[Reading passage]
◇ ◇ ◇ ◇ ◇ ◇ ◇
CONICET | Buscador de Institutos y Recursos Humanos

Congreso; 23rd Congress of the International Union for Biochemistry and Molecular Biology. 44th Annual Meeting of the Brazilian Society for Biochemistry and Molecular Biology; 2015

Institución organizadora:

IUBMB y SBBq

Resumen:

Gene expression depends crucially on cis-acting elements like promoters and distal enhancers, which act as binding platforms to specific combinations of transcription factors. In recent years, genome-wide studies have suggested that animal genomes possess hundreds of thousands of enhancers, and that one gene can be controlled simultaneously by two or more enhancers, suggesting that redundancy plays an important role in gene regulation. In this context, we have studied a pair of enhancers of the Proopiomelanocortin (Pomc) gene in vertebrates. Pomc encodes a prohormone expressed in the pituitary and the hypothalamus, where it plays important roles in controlling energy balance. Hypothalamic expression of Pomc is under the control of two enhancers ? named nPE1 and nPE2 - with seemingly identical transcriptional activities, suggesting redundancy. We have eliminated the enhancers in the mouse genome by targeted inactivation, and found that both are needed for full transcription of Pomc in hypothalamic neurons, although with different relative strenghts: while lack of nPE1 alone causes a visible overweight phenotype, an indication of Pomc defficiency, lack of nPE2 alone causes no visible physiological phenotype in mutant mice. The similar transcriptional activities of both enhancers suggest that both are controlled by similar transcription factors. Indeed, both enhancers harbour similar DNA motifs and bind to the LIM-homedomain transcription factor Islet1 (Isl1) in vitro and in vivo. Analysis of conditional mouse mutants for Isl1 shows that this factor is essential for Pomc expression in the hypothalamus. In summary, our results advance the understanding of regulatory redundancy, an emerging feature of animal genomes.
◇ ◇ ◇ ◇ ◇ ◇ ◇
[Excerpted data]
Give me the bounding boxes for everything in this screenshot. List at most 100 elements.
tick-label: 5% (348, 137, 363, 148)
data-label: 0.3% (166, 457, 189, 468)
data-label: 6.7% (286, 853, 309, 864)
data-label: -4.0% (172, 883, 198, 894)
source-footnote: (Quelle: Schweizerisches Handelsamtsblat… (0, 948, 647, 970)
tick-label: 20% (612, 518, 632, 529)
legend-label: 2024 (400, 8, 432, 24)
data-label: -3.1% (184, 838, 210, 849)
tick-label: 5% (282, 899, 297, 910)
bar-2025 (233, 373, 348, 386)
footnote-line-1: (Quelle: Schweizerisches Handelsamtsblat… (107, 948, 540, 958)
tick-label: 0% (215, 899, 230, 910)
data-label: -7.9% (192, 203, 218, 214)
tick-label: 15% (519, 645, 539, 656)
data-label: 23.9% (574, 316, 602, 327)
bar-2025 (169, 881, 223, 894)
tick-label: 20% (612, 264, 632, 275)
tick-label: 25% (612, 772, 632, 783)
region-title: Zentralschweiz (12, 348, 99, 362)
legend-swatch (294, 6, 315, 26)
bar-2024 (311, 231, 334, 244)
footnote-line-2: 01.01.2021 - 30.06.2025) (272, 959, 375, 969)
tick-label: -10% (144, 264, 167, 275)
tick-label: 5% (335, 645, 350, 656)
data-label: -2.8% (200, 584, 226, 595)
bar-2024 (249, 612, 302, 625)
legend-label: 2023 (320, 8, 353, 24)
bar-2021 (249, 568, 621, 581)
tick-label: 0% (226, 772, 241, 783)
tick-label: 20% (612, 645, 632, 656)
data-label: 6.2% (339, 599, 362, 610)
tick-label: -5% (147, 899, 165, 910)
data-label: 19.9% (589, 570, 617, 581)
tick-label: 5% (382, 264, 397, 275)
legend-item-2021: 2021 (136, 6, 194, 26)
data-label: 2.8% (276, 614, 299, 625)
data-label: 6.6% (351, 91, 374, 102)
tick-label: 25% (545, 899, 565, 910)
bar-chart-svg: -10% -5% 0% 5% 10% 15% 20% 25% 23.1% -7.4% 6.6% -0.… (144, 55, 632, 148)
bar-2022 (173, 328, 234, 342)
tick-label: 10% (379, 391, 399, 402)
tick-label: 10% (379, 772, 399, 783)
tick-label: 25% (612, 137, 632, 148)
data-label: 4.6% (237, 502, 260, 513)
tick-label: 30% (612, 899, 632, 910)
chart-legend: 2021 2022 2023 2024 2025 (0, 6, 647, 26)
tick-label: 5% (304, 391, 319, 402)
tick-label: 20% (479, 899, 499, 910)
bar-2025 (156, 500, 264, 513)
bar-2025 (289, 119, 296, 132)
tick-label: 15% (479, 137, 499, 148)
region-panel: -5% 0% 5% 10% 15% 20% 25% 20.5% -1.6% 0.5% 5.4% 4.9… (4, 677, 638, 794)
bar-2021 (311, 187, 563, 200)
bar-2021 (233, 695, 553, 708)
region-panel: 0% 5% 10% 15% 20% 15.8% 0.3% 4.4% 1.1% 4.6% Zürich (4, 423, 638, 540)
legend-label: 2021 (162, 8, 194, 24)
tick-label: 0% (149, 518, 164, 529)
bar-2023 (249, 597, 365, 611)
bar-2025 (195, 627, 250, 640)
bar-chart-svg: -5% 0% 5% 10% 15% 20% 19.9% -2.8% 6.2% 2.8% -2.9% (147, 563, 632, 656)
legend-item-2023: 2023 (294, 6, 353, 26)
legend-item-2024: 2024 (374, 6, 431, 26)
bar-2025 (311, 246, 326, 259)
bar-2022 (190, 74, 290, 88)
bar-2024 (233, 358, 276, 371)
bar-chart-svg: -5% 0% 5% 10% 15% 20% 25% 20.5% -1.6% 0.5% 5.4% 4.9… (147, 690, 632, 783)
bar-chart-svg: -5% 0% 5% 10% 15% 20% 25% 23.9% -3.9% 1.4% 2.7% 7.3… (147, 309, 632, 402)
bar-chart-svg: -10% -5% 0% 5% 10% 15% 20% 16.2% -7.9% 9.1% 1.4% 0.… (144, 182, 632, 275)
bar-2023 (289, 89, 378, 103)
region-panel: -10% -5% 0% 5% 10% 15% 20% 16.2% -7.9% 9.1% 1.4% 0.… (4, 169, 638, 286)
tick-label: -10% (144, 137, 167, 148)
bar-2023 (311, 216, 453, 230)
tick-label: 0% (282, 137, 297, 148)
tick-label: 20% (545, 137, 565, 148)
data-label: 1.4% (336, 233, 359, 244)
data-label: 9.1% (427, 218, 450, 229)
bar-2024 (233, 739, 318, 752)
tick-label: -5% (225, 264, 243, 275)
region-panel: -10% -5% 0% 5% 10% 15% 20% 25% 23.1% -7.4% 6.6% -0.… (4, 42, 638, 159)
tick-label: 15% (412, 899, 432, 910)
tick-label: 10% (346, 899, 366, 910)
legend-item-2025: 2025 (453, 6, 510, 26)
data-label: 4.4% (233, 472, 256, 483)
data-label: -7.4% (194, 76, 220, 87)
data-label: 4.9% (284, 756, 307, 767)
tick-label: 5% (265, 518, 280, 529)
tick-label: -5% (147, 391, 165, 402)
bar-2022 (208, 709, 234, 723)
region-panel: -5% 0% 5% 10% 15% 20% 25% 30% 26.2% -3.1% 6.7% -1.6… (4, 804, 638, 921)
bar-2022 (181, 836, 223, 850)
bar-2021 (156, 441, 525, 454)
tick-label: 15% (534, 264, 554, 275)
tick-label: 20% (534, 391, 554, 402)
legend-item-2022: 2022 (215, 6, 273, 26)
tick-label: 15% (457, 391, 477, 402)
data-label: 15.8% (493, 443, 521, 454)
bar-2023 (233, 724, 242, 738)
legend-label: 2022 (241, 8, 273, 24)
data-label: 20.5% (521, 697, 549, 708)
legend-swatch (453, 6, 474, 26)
◇ ◇ ◇ ◇ ◇ ◇ ◇
[Prompt] Reproduce the conference abstract page above on Pomc enhancers word for word, from start to finish.

[Response to this exercise]
CONICET | Buscador de Institutos y Recursos Humanos

Congreso; 23rd Congress of the International Union for Biochemistry and Molecular Biology. 44th Annual Meeting of the Brazilian Society for Biochemistry and Molecular Biology; 2015

Institución organizadora:

IUBMB y SBBq

Resumen:

Gene expression depends crucially on cis-acting elements like promoters and distal enhancers, which act as binding platforms to specific combinations of transcription factors. In recent years, genome-wide studies have suggested that animal genomes possess hundreds of thousands of enhancers, and that one gene can be controlled simultaneously by two or more enhancers, suggesting that redundancy plays an important role in gene regulation. In this context, we have studied a pair of enhancers of the Proopiomelanocortin (Pomc) gene in vertebrates. Pomc encodes a prohormone expressed in the pituitary and the hypothalamus, where it plays important roles in controlling energy balance. Hypothalamic expression of Pomc is under the control of two enhancers ? named nPE1 and nPE2 - with seemingly identical transcriptional activities, suggesting redundancy. We have eliminated the enhancers in the mouse genome by targeted inactivation, and found that both are needed for full transcription of Pomc in hypothalamic neurons, although with different relative strenghts: while lack of nPE1 alone causes a visible overweight phenotype, an indication of Pomc defficiency, lack of nPE2 alone causes no visible physiological phenotype in mutant mice. The similar transcriptional activities of both enhancers suggest that both are controlled by similar transcription factors. Indeed, both enhancers harbour similar DNA motifs and bind to the LIM-homedomain transcription factor Islet1 (Isl1) in vitro and in vivo. Analysis of conditional mouse mutants for Isl1 shows that this factor is essential for Pomc expression in the hypothalamus. In summary, our results advance the understanding of regulatory redundancy, an emerging feature of animal genomes.